Read the records and write them out again exactly.

--- start Provided information ---

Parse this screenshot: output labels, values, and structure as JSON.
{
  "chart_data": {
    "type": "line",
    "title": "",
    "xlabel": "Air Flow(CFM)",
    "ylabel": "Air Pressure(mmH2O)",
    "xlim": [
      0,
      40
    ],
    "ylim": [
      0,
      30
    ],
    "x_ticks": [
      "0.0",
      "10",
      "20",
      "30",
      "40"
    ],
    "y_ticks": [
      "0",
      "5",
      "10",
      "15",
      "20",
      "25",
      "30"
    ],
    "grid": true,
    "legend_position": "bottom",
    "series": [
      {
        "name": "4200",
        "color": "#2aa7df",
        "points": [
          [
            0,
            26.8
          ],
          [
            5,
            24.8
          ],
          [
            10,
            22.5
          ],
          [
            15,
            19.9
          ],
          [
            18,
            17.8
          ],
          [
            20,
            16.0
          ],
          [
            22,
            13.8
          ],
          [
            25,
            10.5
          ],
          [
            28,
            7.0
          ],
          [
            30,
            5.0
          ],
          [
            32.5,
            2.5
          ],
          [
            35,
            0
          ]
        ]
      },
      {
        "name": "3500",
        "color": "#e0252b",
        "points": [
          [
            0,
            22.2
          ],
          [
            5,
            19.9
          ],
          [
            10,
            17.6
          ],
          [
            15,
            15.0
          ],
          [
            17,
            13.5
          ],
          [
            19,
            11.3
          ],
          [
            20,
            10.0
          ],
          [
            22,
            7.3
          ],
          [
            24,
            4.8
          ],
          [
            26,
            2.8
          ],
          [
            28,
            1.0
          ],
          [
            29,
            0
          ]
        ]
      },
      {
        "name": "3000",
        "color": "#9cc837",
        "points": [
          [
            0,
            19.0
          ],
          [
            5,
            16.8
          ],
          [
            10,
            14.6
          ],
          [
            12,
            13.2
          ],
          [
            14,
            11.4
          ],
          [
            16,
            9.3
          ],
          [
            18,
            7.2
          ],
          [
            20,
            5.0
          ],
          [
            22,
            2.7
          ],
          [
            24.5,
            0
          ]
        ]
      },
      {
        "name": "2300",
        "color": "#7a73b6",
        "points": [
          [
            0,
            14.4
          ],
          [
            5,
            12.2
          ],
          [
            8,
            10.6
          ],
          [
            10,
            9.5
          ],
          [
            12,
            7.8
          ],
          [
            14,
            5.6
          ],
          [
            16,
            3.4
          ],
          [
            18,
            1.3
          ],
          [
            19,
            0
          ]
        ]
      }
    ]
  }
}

--- end Provided information ---

### Finished task
Parse this screenshot: output labels, values, and structure as JSON.
{
  "chart_data": {
    "type": "line",
    "title": "",
    "xlabel": "Air Flow(CFM)",
    "ylabel": "Air Pressure(mmH2O)",
    "xlim": [
      0,
      40
    ],
    "ylim": [
      0,
      30
    ],
    "x_ticks": [
      "0.0",
      "10",
      "20",
      "30",
      "40"
    ],
    "y_ticks": [
      "0",
      "5",
      "10",
      "15",
      "20",
      "25",
      "30"
    ],
    "grid": true,
    "legend_position": "bottom",
    "series": [
      {
        "name": "4200",
        "color": "#2aa7df",
        "points": [
          [
            0,
            26.8
          ],
          [
            5,
            24.8
          ],
          [
            10,
            22.5
          ],
          [
            15,
            19.9
          ],
          [
            18,
            17.8
          ],
          [
            20,
            16.0
          ],
          [
            22,
            13.8
          ],
          [
            25,
            10.5
          ],
          [
            28,
            7.0
          ],
          [
            30,
            5.0
          ],
          [
            32.5,
            2.5
          ],
          [
            35,
            0
          ]
        ]
      },
      {
        "name": "3500",
        "color": "#e0252b",
        "points": [
          [
            0,
            22.2
          ],
          [
            5,
            19.9
          ],
          [
            10,
            17.6
          ],
          [
            15,
            15.0
          ],
          [
            17,
            13.5
          ],
          [
            19,
            11.3
          ],
          [
            20,
            10.0
          ],
          [
            22,
            7.3
          ],
          [
            24,
            4.8
          ],
          [
            26,
            2.8
          ],
          [
            28,
            1.0
          ],
          [
            29,
            0
          ]
        ]
      },
      {
        "name": "3000",
        "color": "#9cc837",
        "points": [
          [
            0,
            19.0
          ],
          [
            5,
            16.8
          ],
          [
            10,
            14.6
          ],
          [
            12,
            13.2
          ],
          [
            14,
            11.4
          ],
          [
            16,
            9.3
          ],
          [
            18,
            7.2
          ],
          [
            20,
            5.0
          ],
          [
            22,
            2.7
          ],
          [
            24.5,
            0
          ]
        ]
      },
      {
        "name": "2300",
        "color": "#7a73b6",
        "points": [
          [
            0,
            14.4
          ],
          [
            5,
            12.2
          ],
          [
            8,
            10.6
          ],
          [
            10,
            9.5
          ],
          [
            12,
            7.8
          ],
          [
            14,
            5.6
          ],
          [
            16,
            3.4
          ],
          [
            18,
            1.3
          ],
          [
            19,
            0
          ]
        ]
      }
    ]
  }
}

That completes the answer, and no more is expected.